• **What the task requires**
Copy whichever lines contain the string "составляет".

Collected data:
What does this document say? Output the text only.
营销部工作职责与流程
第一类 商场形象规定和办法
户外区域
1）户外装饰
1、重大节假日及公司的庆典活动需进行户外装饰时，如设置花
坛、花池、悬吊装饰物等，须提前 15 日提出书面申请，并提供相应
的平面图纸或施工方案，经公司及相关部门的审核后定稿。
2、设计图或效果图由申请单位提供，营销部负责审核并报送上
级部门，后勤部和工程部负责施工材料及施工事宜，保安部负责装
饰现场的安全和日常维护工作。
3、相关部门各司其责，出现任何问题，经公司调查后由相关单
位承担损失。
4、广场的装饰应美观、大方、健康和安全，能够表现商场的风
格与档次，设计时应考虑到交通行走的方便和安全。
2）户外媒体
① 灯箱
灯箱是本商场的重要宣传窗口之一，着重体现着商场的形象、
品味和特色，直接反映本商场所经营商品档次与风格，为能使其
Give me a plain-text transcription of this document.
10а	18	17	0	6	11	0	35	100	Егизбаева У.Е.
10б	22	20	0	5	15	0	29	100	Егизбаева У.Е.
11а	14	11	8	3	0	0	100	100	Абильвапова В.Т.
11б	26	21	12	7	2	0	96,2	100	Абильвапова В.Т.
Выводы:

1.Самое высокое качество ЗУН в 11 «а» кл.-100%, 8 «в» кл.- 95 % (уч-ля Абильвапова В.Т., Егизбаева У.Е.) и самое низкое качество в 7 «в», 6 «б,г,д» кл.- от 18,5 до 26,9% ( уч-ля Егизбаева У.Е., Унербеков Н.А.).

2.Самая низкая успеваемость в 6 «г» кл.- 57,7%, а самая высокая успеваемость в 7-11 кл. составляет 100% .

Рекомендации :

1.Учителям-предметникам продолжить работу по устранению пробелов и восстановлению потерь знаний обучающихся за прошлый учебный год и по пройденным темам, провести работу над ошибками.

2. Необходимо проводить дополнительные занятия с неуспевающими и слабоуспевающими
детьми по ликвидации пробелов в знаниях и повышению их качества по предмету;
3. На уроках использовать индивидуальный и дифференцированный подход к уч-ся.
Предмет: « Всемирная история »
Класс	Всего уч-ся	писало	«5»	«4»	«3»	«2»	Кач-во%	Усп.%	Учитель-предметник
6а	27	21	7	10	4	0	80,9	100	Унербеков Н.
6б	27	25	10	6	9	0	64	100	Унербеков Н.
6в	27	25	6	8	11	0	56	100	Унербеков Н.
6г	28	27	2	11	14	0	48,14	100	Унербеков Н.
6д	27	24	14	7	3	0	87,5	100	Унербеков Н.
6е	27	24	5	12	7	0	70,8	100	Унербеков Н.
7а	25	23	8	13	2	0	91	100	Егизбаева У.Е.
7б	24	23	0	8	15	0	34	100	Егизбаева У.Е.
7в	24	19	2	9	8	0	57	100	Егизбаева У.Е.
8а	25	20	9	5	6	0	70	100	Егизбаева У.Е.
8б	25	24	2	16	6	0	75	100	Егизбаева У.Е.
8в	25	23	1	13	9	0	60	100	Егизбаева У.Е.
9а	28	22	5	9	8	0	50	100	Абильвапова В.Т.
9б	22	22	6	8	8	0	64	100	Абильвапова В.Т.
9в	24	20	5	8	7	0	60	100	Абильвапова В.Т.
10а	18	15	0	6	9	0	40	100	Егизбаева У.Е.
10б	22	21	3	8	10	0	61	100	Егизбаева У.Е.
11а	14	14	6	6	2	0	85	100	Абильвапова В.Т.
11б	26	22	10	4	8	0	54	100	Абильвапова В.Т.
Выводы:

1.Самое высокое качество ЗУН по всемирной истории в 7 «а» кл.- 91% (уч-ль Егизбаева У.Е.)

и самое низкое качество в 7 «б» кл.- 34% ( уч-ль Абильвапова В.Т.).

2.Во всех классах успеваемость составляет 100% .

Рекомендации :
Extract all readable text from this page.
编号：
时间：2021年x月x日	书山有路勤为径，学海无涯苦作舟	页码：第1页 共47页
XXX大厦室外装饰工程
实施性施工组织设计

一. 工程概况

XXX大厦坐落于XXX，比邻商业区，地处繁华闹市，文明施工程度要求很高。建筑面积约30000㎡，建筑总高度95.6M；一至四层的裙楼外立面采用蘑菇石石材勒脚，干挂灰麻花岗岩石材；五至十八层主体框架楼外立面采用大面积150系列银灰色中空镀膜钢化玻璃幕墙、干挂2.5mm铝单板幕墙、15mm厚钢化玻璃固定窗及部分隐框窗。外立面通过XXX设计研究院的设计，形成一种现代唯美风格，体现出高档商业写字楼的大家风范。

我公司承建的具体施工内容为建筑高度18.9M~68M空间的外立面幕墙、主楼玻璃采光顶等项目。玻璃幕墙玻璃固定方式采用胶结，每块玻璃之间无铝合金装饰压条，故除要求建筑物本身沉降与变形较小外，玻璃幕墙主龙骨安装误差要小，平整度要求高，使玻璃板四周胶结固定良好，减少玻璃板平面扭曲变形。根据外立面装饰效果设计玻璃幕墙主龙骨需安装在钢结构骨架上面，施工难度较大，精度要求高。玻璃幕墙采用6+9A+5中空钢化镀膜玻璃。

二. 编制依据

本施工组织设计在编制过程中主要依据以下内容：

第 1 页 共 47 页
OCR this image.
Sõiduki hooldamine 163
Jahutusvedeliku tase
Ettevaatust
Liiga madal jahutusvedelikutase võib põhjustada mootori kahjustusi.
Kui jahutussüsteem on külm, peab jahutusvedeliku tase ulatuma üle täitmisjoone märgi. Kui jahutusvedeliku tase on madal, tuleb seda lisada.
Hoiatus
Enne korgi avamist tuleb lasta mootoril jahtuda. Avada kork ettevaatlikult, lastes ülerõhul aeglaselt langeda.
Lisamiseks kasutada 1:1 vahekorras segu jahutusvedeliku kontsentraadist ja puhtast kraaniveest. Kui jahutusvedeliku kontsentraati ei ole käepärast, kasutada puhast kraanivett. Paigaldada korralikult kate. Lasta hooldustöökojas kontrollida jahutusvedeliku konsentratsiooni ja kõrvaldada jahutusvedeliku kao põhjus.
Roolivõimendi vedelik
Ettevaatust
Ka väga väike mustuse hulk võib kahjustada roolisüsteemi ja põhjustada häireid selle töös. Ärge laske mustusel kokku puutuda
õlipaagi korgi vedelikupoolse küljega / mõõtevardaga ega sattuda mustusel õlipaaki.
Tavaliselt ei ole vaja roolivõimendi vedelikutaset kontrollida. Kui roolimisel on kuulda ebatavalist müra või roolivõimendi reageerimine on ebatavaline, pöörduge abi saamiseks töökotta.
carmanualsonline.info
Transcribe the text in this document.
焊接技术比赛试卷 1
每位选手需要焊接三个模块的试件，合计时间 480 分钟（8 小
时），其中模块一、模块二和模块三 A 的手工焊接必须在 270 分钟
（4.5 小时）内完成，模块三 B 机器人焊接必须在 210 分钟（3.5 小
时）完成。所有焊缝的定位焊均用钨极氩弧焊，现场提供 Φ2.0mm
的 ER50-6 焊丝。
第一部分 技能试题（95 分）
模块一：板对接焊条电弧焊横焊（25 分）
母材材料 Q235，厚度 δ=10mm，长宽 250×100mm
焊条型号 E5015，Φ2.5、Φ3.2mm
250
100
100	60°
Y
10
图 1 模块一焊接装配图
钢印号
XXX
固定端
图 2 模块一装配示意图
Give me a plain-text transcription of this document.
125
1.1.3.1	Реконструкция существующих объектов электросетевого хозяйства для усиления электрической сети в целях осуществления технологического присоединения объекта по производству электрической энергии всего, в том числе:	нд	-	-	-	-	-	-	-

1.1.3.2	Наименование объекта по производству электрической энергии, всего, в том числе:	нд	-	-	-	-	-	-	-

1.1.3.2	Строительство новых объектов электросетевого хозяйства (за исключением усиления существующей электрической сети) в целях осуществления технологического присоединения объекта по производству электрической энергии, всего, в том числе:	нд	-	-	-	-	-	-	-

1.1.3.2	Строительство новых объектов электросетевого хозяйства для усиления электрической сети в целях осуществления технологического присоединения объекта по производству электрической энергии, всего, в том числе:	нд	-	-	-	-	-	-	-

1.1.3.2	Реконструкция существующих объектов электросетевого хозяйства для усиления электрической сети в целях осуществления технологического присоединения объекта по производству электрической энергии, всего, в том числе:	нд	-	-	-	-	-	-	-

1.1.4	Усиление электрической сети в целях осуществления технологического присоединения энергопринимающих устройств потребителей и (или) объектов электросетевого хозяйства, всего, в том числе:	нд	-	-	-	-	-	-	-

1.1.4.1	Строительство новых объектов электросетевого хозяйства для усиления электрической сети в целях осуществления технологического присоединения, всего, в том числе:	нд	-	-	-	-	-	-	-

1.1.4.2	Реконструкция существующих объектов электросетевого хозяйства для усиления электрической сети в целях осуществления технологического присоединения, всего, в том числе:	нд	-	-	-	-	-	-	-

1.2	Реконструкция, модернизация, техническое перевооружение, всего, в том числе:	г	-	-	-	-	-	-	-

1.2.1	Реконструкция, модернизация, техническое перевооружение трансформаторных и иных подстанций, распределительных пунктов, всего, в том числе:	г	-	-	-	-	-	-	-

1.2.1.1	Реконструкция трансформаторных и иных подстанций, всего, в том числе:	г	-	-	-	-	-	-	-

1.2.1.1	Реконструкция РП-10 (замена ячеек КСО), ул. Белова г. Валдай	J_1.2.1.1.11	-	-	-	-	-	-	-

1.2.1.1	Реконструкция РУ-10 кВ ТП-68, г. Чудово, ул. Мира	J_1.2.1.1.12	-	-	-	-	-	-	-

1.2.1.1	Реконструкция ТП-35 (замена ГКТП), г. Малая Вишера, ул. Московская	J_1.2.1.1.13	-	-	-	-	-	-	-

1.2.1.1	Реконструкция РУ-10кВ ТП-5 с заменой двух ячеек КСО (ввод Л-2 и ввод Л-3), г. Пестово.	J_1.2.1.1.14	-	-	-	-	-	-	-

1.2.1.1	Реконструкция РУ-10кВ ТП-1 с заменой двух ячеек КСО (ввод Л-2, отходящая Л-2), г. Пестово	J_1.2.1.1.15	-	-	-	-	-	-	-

• **Full answer**
2.Самая низкая успеваемость в 6 «г» кл.- 57,7%, а самая высокая успеваемость в 7-11 кл. составляет 100% .
2.Во всех классах успеваемость составляет 100% .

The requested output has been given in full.